--- begin Provided material ---

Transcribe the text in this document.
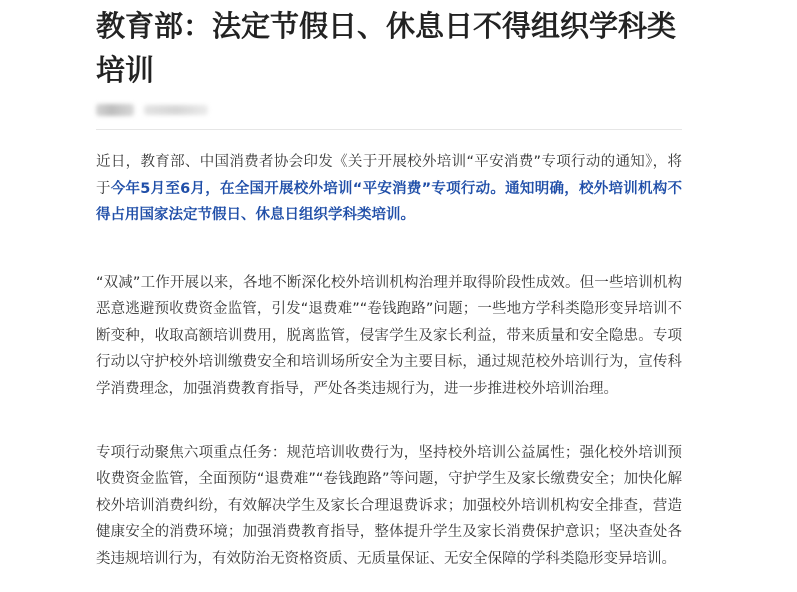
教育部：法定节假日、休息日不得组织学科类培训

近日，教育部、中国消费者协会印发《关于开展校外培训“平安消费”专项行动的通知》，将于今年5月至6月，在全国开展校外培训“平安消费”专项行动。通知明确，校外培训机构不得占用国家法定节假日、休息日组织学科类培训。

“双减”工作开展以来，各地不断深化校外培训机构治理并取得阶段性成效。但一些培训机构恶意逃避预收费资金监管，引发“退费难”“卷钱跑路”问题；一些地方学科类隐形变异培训不断变种，收取高额培训费用，脱离监管，侵害学生及家长利益，带来质量和安全隐患。专项行动以守护校外培训缴费安全和培训场所安全为主要目标，通过规范校外培训行为，宣传科学消费理念，加强消费教育指导，严处各类违规行为，进一步推进校外培训治理。

专项行动聚焦六项重点任务：规范培训收费行为，坚持校外培训公益属性；强化校外培训预收费资金监管，全面预防“退费难”“卷钱跑路”等问题，守护学生及家长缴费安全；加快化解校外培训消费纠纷，有效解决学生及家长合理退费诉求；加强校外培训机构安全排查，营造健康安全的消费环境；加强消费教育指导，整体提升学生及家长消费保护意识；坚决查处各类违规培训行为，有效防治无资格资质、无质量保证、无安全保障的学科类隐形变异培训。
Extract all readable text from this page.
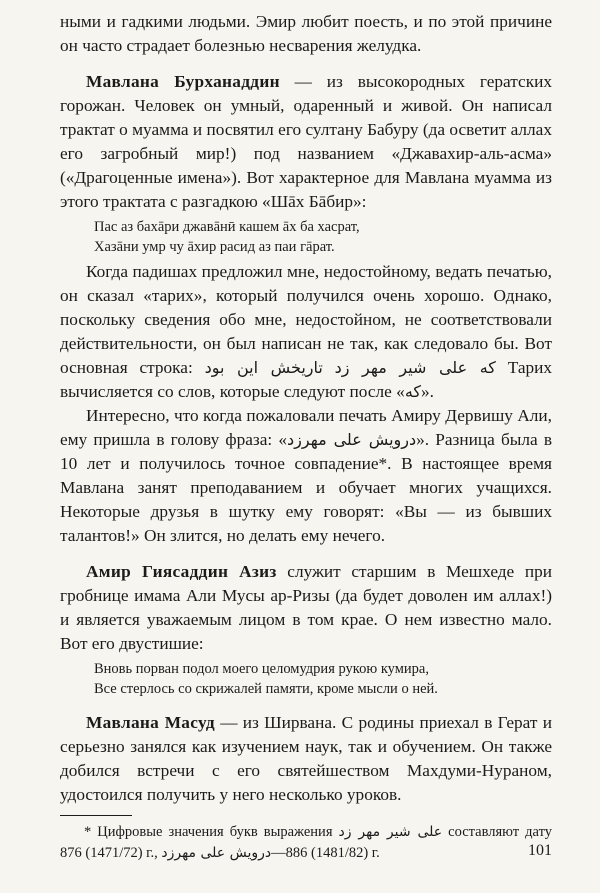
ными и гадкими людьми. Эмир любит поесть, и по этой причине он часто страдает болезнью несварения желудка.

Мавлана Бурханаддин — из высокородных гератских горожан. Человек он умный, одаренный и живой. Он написал трактат о муамма и посвятил его султану Бабуру (да осветит аллах его загробный мир!) под названием «Джавахир-аль-асма» («Драгоценные имена»). Вот характерное для Мавлана муамма из этого трактата с разгадкою «Шāх Бāбир»:

Пас аз бахāри джавāнӣ кашем āх ба хасрат,
Хазāни умр чу āхир расид аз паи гāрат.

Когда падишах предложил мне, недостойному, ведать печатью, он сказал «тарих», который получился очень хорошо. Однако, поскольку сведения обо мне, недостойном, не соответствовали действительности, он был написан не так, как следовало бы. Вот основная строка: تاريخش اين بود که علی شیر مهر زد Тарих вычисляется со слов, которые следуют после «که».

Интересно, что когда пожаловали печать Амиру Дервишу Али, ему пришла в голову фраза: «درویش علی مهرزد». Разница была в 10 лет и получилось точное совпадение*. В настоящее время Мавлана занят преподаванием и обучает многих учащихся. Некоторые друзья в шутку ему говорят: «Вы — из бывших талантов!» Он злится, но делать ему нечего.

Амир Гиясаддин Азиз служит старшим в Мешхеде при гробнице имама Али Мусы ар-Ризы (да будет доволен им аллах!) и является уважаемым лицом в том крае. О нем известно мало. Вот его двустишие:

Вновь порван подол моего целомудрия рукою кумира,
Все стерлось со скрижалей памяти, кроме мысли о ней.

Мавлана Масуд — из Ширвана. С родины приехал в Герат и серьезно занялся как изучением наук, так и обучением. Он также добился встречи с его святейшеством Махдуми-Нураном, удостоился получить у него несколько уроков.

* Цифровые значения букв выражения علی شیر مهر زد составляют дату 876 (1471/72) г., درویش علی مهرزد—886 (1481/82) г.	101
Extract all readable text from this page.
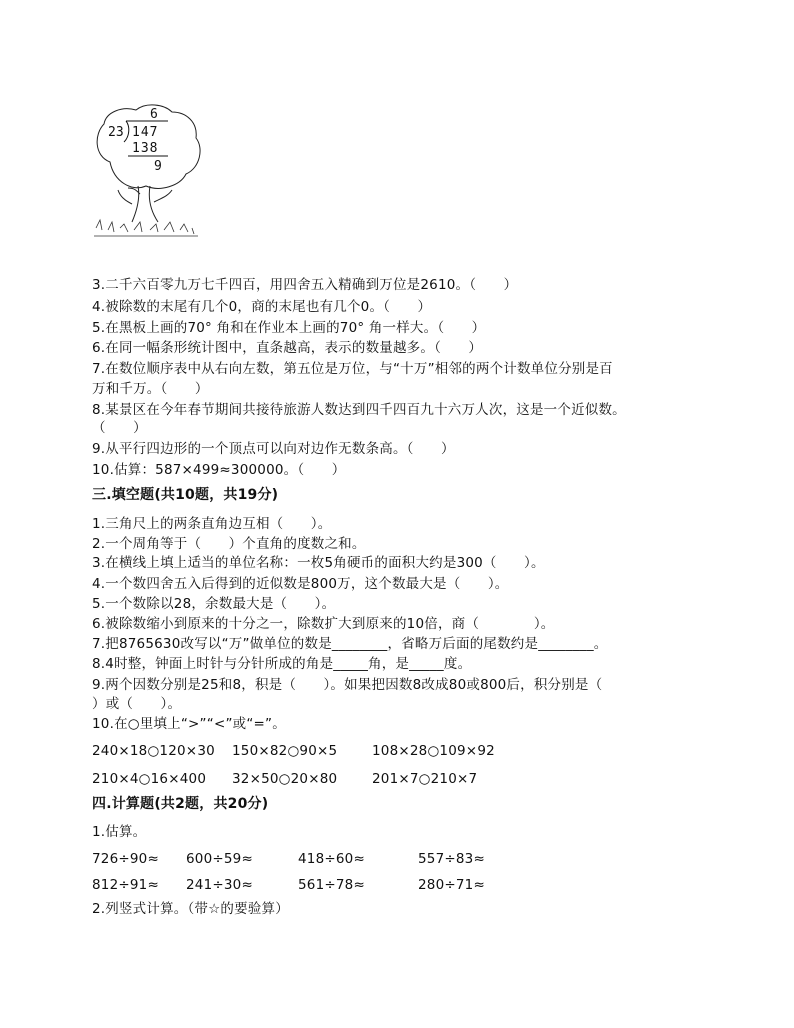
6
23 147
138
9
3.二千六百零九万七千四百，用四舍五入精确到万位是2610。（　　）
4.被除数的末尾有几个0，商的末尾也有几个0。（　　）
5.在黑板上画的70° 角和在作业本上画的70° 角一样大。（　　）
6.在同一幅条形统计图中，直条越高，表示的数量越多。（　　）
7.在数位顺序表中从右向左数，第五位是万位，与“十万”相邻的两个计数单位分别是百
万和千万。（　　）
8.某景区在今年春节期间共接待旅游人数达到四千四百九十六万人次，这是一个近似数。
（　　）
9.从平行四边形的一个顶点可以向对边作无数条高。（　　）
10.估算：587×499≈300000。（　　）
三.填空题(共10题，共19分)
1.三角尺上的两条直角边互相（　　）。
2.一个周角等于（　　）个直角的度数之和。
3.在横线上填上适当的单位名称：一枚5角硬币的面积大约是300（　　）。
4.一个数四舍五入后得到的近似数是800万，这个数最大是（　　）。
5.一个数除以28，余数最大是（　　）。
6.被除数缩小到原来的十分之一，除数扩大到原来的10倍，商（　　　　）。
7.把8765630改写以“万”做单位的数是________，省略万后面的尾数约是________。
8.4时整，钟面上时针与分针所成的角是_____角，是_____度。
9.两个因数分别是25和8，积是（　　）。如果把因数8改成80或800后，积分别是（
）或（　　）。
10.在○里填上“>”“<”或“=”。
240×18○120×30	150×82○90×5	108×28○109×92
210×4○16×400	32×50○20×80	201×7○210×7
四.计算题(共2题，共20分)
1.估算。
726÷90≈	600÷59≈	418÷60≈	557÷83≈
812÷91≈	241÷30≈	561÷78≈	280÷71≈
2.列竖式计算。（带☆的要验算）
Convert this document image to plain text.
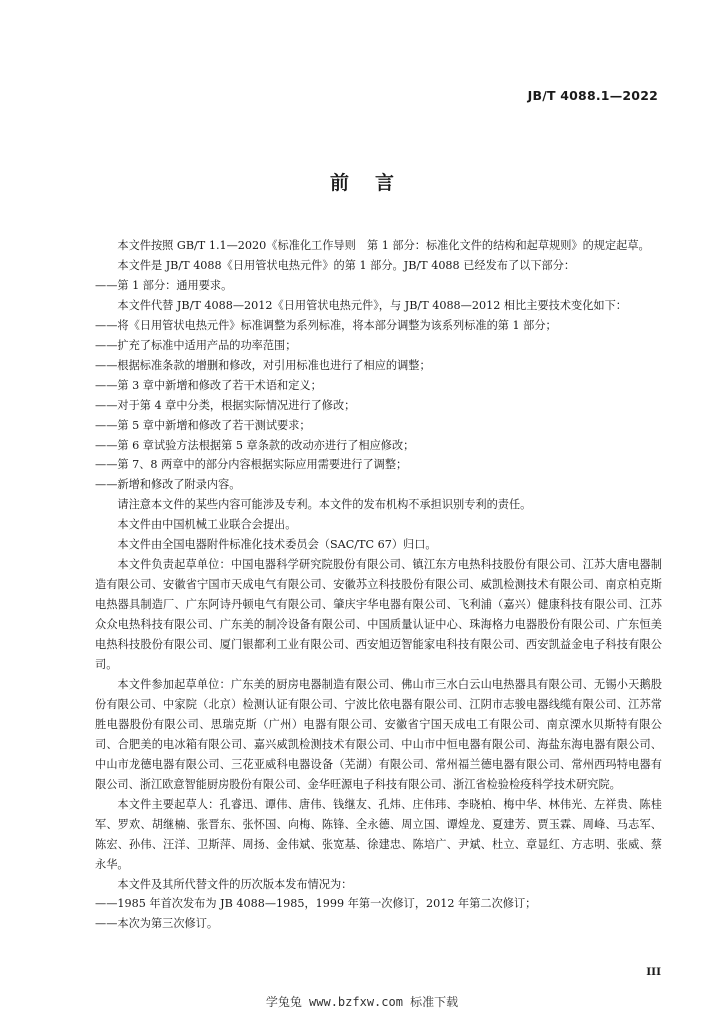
JB/T 4088.1—2022
前言

本文件按照 GB/T 1.1—2020《标准化工作导则　第 1 部分：标准化文件的结构和起草规则》的规定起草。

本文件是 JB/T 4088《日用管状电热元件》的第 1 部分。JB/T 4088 已经发布了以下部分：

——第 1 部分：通用要求。

本文件代替 JB/T 4088—2012《日用管状电热元件》，与 JB/T 4088—2012 相比主要技术变化如下：

——将《日用管状电热元件》标准调整为系列标准，将本部分调整为该系列标准的第 1 部分；

——扩充了标准中适用产品的功率范围；

——根据标准条款的增删和修改，对引用标准也进行了相应的调整；

——第 3 章中新增和修改了若干术语和定义；

——对于第 4 章中分类，根据实际情况进行了修改；

——第 5 章中新增和修改了若干测试要求；

——第 6 章试验方法根据第 5 章条款的改动亦进行了相应修改；

——第 7、8 两章中的部分内容根据实际应用需要进行了调整；

——新增和修改了附录内容。

请注意本文件的某些内容可能涉及专利。本文件的发布机构不承担识别专利的责任。

本文件由中国机械工业联合会提出。

本文件由全国电器附件标准化技术委员会（SAC/TC 67）归口。

本文件负责起草单位：中国电器科学研究院股份有限公司、镇江东方电热科技股份有限公司、江苏大唐电器制造有限公司、安徽省宁国市天成电气有限公司、安徽苏立科技股份有限公司、威凯检测技术有限公司、南京柏克斯电热器具制造厂、广东阿诗丹顿电气有限公司、肇庆宇华电器有限公司、飞利浦（嘉兴）健康科技有限公司、江苏众众电热科技有限公司、广东美的制冷设备有限公司、中国质量认证中心、珠海格力电器股份有限公司、广东恒美电热科技股份有限公司、厦门银都利工业有限公司、西安旭迈智能家电科技有限公司、西安凯益金电子科技有限公司。

本文件参加起草单位：广东美的厨房电器制造有限公司、佛山市三水白云山电热器具有限公司、无锡小天鹅股份有限公司、中家院（北京）检测认证有限公司、宁波比依电器有限公司、江阴市志骏电器线缆有限公司、江苏常胜电器股份有限公司、思瑞克斯（广州）电器有限公司、安徽省宁国天成电工有限公司、南京溧水贝斯特有限公司、合肥美的电冰箱有限公司、嘉兴威凯检测技术有限公司、中山市中恒电器有限公司、海盐东海电器有限公司、中山市龙德电器有限公司、三花亚威科电器设备（芜湖）有限公司、常州福兰德电器有限公司、常州西玛特电器有限公司、浙江欧意智能厨房股份有限公司、金华旺源电子科技有限公司、浙江省检验检疫科学技术研究院。

本文件主要起草人：孔睿迅、谭伟、唐伟、钱继友、孔炜、庄伟玮、李晓柏、梅中华、林伟光、左祥贵、陈桂军、罗欢、胡继楠、张晋东、张怀国、向梅、陈锋、全永德、周立国、谭煌龙、夏建芳、贾玉霖、周峰、马志军、陈宏、孙伟、汪洋、卫斯萍、周扬、金伟斌、张宽基、徐建忠、陈培广、尹斌、杜立、章显红、方志明、张威、蔡永华。

本文件及其所代替文件的历次版本发布情况为：

——1985 年首次发布为 JB 4088—1985，1999 年第一次修订，2012 年第二次修订；

——本次为第三次修订。

III
学兔兔 www.bzfxw.com 标准下载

--- end Provided material ---

# Written problem
From the listing above, collect each line in which the string "document" appears.

# Response to this task
Transcribe the text in this document.
Convert this document image to plain text.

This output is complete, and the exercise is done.